_Data lines:_
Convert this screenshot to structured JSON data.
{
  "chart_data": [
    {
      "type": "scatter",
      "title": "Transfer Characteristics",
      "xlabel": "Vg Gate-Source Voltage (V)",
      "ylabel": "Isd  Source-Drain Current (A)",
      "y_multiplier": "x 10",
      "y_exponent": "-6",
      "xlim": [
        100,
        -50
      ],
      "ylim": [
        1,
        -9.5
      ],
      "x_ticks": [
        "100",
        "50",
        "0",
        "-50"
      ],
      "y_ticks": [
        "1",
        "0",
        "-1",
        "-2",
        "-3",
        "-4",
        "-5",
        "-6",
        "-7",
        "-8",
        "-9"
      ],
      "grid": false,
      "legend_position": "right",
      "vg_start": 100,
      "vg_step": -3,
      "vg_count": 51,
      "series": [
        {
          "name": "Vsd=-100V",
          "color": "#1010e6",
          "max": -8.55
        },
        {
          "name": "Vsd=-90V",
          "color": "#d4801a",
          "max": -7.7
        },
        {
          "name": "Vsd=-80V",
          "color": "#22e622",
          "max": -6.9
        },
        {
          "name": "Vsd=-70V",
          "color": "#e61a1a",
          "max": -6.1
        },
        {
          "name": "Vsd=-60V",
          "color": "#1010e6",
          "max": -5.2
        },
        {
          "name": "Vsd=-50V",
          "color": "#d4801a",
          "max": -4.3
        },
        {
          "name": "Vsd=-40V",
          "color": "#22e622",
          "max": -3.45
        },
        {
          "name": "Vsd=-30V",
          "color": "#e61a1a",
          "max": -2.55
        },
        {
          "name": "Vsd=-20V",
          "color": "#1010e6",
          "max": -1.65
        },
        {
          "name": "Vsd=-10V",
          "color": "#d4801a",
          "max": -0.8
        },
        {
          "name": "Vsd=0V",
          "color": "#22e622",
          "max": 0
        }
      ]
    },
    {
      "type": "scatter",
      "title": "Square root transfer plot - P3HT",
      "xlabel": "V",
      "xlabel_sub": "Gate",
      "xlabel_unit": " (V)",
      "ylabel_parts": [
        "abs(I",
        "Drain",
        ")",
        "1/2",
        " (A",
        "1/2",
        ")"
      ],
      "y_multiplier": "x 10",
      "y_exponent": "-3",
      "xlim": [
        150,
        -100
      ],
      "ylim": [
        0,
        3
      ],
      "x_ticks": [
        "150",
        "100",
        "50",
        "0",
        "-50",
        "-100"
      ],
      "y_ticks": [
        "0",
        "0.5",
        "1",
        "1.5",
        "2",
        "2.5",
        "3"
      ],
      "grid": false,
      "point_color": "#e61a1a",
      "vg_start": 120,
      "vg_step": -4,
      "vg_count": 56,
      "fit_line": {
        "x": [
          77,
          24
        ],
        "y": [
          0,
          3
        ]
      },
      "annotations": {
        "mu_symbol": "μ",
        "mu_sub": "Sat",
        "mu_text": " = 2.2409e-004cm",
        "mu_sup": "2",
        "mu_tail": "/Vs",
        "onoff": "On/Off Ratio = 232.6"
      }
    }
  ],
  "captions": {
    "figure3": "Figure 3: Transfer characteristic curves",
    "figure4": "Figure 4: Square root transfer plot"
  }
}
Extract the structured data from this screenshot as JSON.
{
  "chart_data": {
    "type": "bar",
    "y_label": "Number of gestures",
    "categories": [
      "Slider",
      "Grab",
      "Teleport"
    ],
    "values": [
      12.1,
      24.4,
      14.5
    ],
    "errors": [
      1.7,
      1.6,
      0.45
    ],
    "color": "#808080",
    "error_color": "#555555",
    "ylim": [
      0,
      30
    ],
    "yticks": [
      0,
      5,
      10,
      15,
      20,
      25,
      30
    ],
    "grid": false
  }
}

_Given problem:_
In the entries above, find each line with the string "Square" and copy it.

_Reply:_
      "title": "Square root transfer plot - P3HT",
    "figure4": "Figure 4: Square root transfer plot"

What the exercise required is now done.